§ Task requirements
Locate the lines where "store" occurs and copy them as they stand.

§ Records to process
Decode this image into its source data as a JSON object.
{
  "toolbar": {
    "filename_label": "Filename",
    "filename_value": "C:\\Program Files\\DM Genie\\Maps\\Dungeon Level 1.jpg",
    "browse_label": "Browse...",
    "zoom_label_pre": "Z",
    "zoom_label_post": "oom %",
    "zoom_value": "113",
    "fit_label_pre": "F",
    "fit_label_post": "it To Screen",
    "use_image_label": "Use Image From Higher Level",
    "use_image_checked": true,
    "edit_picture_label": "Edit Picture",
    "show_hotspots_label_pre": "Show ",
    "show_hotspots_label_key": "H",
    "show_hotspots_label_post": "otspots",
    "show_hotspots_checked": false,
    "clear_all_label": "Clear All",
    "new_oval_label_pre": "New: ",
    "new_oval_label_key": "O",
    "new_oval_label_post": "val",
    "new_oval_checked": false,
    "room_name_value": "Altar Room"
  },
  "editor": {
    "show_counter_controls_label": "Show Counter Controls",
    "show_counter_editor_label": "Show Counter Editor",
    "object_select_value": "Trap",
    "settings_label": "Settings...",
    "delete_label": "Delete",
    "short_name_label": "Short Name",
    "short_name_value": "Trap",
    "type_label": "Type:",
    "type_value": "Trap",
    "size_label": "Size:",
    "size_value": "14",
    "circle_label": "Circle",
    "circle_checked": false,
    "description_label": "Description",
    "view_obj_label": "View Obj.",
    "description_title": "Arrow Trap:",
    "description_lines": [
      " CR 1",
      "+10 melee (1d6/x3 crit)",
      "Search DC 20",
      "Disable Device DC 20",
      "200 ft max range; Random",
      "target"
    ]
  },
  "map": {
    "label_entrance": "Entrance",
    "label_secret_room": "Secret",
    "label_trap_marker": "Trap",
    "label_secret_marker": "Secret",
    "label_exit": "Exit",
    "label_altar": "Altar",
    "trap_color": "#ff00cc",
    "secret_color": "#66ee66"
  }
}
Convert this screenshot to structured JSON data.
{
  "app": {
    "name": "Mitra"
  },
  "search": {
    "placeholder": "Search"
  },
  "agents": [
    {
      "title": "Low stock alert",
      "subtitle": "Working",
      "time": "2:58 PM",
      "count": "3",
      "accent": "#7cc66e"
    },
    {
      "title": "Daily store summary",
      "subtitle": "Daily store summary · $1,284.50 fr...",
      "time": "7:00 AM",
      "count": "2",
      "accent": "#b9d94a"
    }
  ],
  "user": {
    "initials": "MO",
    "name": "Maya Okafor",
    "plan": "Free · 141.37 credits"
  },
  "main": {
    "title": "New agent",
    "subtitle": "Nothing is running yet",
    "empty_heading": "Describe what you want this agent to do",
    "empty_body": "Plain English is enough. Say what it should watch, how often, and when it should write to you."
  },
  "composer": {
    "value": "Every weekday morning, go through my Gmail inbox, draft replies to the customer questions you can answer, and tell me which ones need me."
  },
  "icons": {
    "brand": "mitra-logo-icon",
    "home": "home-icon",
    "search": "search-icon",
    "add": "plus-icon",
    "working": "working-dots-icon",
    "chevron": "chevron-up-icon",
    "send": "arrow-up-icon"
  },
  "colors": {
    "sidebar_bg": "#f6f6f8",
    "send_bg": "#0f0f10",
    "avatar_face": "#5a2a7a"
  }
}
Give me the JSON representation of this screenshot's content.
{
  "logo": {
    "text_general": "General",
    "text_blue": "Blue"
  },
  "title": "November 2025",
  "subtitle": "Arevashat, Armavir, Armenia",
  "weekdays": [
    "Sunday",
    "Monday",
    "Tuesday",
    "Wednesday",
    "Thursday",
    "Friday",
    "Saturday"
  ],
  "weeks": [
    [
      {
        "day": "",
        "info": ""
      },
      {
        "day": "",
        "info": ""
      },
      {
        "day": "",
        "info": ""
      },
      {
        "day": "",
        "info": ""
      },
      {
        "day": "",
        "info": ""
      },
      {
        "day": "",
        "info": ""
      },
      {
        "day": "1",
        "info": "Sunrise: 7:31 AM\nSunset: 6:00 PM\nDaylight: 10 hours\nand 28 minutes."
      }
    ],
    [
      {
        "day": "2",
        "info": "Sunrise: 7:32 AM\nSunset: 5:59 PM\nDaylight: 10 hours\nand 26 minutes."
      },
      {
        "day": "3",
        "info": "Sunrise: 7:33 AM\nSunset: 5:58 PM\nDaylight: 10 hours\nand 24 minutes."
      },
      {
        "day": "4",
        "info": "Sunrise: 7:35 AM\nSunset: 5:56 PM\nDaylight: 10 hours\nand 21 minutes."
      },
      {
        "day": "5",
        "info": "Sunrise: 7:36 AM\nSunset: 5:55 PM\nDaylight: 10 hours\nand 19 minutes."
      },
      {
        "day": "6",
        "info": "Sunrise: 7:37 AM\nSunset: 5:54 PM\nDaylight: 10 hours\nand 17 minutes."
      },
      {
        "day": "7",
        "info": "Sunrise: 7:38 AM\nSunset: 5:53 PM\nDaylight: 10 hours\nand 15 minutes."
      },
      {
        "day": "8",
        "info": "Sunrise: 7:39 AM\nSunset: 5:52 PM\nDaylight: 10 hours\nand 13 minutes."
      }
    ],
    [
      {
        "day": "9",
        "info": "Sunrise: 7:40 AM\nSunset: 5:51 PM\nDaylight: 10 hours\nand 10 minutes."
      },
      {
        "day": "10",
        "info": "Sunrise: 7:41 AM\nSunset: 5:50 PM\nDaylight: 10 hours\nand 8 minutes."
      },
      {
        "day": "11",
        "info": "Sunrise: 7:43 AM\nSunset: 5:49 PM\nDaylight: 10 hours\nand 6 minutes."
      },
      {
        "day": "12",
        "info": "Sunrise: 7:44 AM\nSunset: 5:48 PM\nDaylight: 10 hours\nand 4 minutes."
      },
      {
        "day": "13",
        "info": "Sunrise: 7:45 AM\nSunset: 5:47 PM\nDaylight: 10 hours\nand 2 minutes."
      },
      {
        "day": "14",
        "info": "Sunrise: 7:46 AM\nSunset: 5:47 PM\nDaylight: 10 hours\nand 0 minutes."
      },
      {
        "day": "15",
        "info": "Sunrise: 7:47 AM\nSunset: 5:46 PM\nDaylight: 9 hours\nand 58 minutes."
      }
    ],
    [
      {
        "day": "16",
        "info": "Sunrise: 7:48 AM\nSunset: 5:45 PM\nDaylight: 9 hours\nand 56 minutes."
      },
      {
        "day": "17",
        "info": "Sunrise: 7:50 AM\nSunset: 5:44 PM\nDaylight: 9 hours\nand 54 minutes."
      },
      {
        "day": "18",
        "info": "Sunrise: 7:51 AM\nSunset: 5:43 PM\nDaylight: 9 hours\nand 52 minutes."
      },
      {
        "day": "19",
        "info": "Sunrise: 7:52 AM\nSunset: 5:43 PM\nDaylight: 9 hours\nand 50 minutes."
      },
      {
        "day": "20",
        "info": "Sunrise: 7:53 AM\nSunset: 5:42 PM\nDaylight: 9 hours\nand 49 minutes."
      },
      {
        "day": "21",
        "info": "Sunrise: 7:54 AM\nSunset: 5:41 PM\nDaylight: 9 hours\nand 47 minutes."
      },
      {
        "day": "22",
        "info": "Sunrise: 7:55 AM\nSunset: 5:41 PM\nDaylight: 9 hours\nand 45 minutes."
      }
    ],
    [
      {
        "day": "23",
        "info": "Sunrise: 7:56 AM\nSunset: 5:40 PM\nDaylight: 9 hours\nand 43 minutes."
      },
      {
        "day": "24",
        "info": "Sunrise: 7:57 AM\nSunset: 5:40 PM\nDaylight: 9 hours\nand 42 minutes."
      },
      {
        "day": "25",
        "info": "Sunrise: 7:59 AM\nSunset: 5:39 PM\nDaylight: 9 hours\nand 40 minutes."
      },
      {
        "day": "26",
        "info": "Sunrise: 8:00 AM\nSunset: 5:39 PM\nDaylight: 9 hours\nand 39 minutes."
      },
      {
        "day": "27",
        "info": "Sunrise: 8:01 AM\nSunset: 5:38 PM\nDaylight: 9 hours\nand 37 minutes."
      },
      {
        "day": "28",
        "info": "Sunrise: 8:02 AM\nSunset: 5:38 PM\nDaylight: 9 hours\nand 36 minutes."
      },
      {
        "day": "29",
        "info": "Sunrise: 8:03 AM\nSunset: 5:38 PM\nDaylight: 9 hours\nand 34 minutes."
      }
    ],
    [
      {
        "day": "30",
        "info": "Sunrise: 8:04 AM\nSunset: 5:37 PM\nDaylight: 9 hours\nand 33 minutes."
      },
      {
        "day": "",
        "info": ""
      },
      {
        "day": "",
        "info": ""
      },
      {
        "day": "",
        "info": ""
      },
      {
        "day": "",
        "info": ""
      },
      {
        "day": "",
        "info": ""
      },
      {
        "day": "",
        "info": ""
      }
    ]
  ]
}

§ Result of this exercise
      "title": "Daily store summary",
      "subtitle": "Daily store summary · $1,284.50 fr...",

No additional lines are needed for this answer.